_Exercise_. Reproduce all entries word for word.

_Extracted entries_.
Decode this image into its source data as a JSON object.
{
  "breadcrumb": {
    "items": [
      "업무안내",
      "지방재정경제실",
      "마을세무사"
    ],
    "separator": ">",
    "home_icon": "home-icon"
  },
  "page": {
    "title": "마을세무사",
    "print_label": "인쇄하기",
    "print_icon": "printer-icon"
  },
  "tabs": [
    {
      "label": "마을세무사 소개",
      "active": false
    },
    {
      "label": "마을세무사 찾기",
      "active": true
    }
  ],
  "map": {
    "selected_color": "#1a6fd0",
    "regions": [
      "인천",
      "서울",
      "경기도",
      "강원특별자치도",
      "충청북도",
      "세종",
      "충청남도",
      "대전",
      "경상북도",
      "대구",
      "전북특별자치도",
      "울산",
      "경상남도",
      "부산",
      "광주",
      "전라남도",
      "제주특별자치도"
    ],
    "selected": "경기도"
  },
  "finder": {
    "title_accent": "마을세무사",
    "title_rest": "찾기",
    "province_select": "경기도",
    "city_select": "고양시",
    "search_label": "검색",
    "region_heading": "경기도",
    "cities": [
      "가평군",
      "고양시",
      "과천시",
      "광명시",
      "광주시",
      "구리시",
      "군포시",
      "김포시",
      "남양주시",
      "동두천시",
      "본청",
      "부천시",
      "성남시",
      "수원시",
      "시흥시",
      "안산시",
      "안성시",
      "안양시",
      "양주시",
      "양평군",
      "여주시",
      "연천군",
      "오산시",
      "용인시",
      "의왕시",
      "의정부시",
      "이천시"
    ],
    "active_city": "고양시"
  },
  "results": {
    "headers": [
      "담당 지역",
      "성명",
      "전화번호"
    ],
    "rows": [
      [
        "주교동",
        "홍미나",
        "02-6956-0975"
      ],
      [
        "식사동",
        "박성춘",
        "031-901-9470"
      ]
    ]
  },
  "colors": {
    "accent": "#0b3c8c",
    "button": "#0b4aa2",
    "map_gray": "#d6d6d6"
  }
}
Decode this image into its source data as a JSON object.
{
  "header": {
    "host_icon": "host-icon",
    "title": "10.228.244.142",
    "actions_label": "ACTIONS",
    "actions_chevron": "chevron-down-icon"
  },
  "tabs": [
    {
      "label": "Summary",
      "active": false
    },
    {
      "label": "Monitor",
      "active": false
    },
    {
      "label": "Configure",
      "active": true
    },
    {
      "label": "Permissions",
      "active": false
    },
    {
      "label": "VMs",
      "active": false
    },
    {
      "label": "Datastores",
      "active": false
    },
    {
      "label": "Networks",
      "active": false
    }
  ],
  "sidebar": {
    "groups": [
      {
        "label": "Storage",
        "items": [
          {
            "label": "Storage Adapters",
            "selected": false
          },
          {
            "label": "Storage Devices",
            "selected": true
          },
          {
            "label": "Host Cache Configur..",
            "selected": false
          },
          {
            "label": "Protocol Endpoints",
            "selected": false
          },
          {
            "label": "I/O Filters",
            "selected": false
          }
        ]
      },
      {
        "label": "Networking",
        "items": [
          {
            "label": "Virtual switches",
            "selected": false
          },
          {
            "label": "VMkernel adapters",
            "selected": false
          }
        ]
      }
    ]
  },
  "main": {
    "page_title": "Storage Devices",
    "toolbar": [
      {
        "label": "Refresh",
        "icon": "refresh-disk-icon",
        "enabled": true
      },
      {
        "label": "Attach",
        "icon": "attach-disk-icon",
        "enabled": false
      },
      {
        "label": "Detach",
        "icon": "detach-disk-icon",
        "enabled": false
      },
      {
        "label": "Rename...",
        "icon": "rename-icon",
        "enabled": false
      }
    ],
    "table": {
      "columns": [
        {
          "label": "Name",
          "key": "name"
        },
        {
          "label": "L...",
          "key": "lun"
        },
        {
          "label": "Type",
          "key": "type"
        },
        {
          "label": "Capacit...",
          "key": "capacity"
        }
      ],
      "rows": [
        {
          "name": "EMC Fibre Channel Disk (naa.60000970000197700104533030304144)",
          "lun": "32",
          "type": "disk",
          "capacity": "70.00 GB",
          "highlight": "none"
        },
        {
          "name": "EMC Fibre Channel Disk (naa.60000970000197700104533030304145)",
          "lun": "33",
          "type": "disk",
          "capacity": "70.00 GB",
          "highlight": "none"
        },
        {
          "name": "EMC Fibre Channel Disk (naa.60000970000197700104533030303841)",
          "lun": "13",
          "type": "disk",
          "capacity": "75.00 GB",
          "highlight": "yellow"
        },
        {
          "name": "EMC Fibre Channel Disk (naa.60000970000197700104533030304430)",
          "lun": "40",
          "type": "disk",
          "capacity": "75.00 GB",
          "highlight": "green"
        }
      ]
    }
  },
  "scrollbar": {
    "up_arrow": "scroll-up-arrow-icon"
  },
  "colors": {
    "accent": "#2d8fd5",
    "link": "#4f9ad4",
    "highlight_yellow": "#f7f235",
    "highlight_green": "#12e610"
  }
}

_Correct output_.
Decode this image into its source data as a JSON object.
{
  "breadcrumb": {
    "items": [
      "업무안내",
      "지방재정경제실",
      "마을세무사"
    ],
    "separator": ">",
    "home_icon": "home-icon"
  },
  "page": {
    "title": "마을세무사",
    "print_label": "인쇄하기",
    "print_icon": "printer-icon"
  },
  "tabs": [
    {
      "label": "마을세무사 소개",
      "active": false
    },
    {
      "label": "마을세무사 찾기",
      "active": true
    }
  ],
  "map": {
    "selected_color": "#1a6fd0",
    "regions": [
      "인천",
      "서울",
      "경기도",
      "강원특별자치도",
      "충청북도",
      "세종",
      "충청남도",
      "대전",
      "경상북도",
      "대구",
      "전북특별자치도",
      "울산",
      "경상남도",
      "부산",
      "광주",
      "전라남도",
      "제주특별자치도"
    ],
    "selected": "경기도"
  },
  "finder": {
    "title_accent": "마을세무사",
    "title_rest": "찾기",
    "province_select": "경기도",
    "city_select": "고양시",
    "search_label": "검색",
    "region_heading": "경기도",
    "cities": [
      "가평군",
      "고양시",
      "과천시",
      "광명시",
      "광주시",
      "구리시",
      "군포시",
      "김포시",
      "남양주시",
      "동두천시",
      "본청",
      "부천시",
      "성남시",
      "수원시",
      "시흥시",
      "안산시",
      "안성시",
      "안양시",
      "양주시",
      "양평군",
      "여주시",
      "연천군",
      "오산시",
      "용인시",
      "의왕시",
      "의정부시",
      "이천시"
    ],
    "active_city": "고양시"
  },
  "results": {
    "headers": [
      "담당 지역",
      "성명",
      "전화번호"
    ],
    "rows": [
      [
        "주교동",
        "홍미나",
        "02-6956-0975"
      ],
      [
        "식사동",
        "박성춘",
        "031-901-9470"
      ]
    ]
  },
  "colors": {
    "accent": "#0b3c8c",
    "button": "#0b4aa2",
    "map_gray": "#d6d6d6"
  }
}
Decode this image into its source data as a JSON object.
{
  "header": {
    "host_icon": "host-icon",
    "title": "10.228.244.142",
    "actions_label": "ACTIONS",
    "actions_chevron": "chevron-down-icon"
  },
  "tabs": [
    {
      "label": "Summary",
      "active": false
    },
    {
      "label": "Monitor",
      "active": false
    },
    {
      "label": "Configure",
      "active": true
    },
    {
      "label": "Permissions",
      "active": false
    },
    {
      "label": "VMs",
      "active": false
    },
    {
      "label": "Datastores",
      "active": false
    },
    {
      "label": "Networks",
      "active": false
    }
  ],
  "sidebar": {
    "groups": [
      {
        "label": "Storage",
        "items": [
          {
            "label": "Storage Adapters",
            "selected": false
          },
          {
            "label": "Storage Devices",
            "selected": true
          },
          {
            "label": "Host Cache Configur..",
            "selected": false
          },
          {
            "label": "Protocol Endpoints",
            "selected": false
          },
          {
            "label": "I/O Filters",
            "selected": false
          }
        ]
      },
      {
        "label": "Networking",
        "items": [
          {
            "label": "Virtual switches",
            "selected": false
          },
          {
            "label": "VMkernel adapters",
            "selected": false
          }
        ]
      }
    ]
  },
  "main": {
    "page_title": "Storage Devices",
    "toolbar": [
      {
        "label": "Refresh",
        "icon": "refresh-disk-icon",
        "enabled": true
      },
      {
        "label": "Attach",
        "icon": "attach-disk-icon",
        "enabled": false
      },
      {
        "label": "Detach",
        "icon": "detach-disk-icon",
        "enabled": false
      },
      {
        "label": "Rename...",
        "icon": "rename-icon",
        "enabled": false
      }
    ],
    "table": {
      "columns": [
        {
          "label": "Name",
          "key": "name"
        },
        {
          "label": "L...",
          "key": "lun"
        },
        {
          "label": "Type",
          "key": "type"
        },
        {
          "label": "Capacit...",
          "key": "capacity"
        }
      ],
      "rows": [
        {
          "name": "EMC Fibre Channel Disk (naa.60000970000197700104533030304144)",
          "lun": "32",
          "type": "disk",
          "capacity": "70.00 GB",
          "highlight": "none"
        },
        {
          "name": "EMC Fibre Channel Disk (naa.60000970000197700104533030304145)",
          "lun": "33",
          "type": "disk",
          "capacity": "70.00 GB",
          "highlight": "none"
        },
        {
          "name": "EMC Fibre Channel Disk (naa.60000970000197700104533030303841)",
          "lun": "13",
          "type": "disk",
          "capacity": "75.00 GB",
          "highlight": "yellow"
        },
        {
          "name": "EMC Fibre Channel Disk (naa.60000970000197700104533030304430)",
          "lun": "40",
          "type": "disk",
          "capacity": "75.00 GB",
          "highlight": "green"
        }
      ]
    }
  },
  "scrollbar": {
    "up_arrow": "scroll-up-arrow-icon"
  },
  "colors": {
    "accent": "#2d8fd5",
    "link": "#4f9ad4",
    "highlight_yellow": "#f7f235",
    "highlight_green": "#12e610"
  }
}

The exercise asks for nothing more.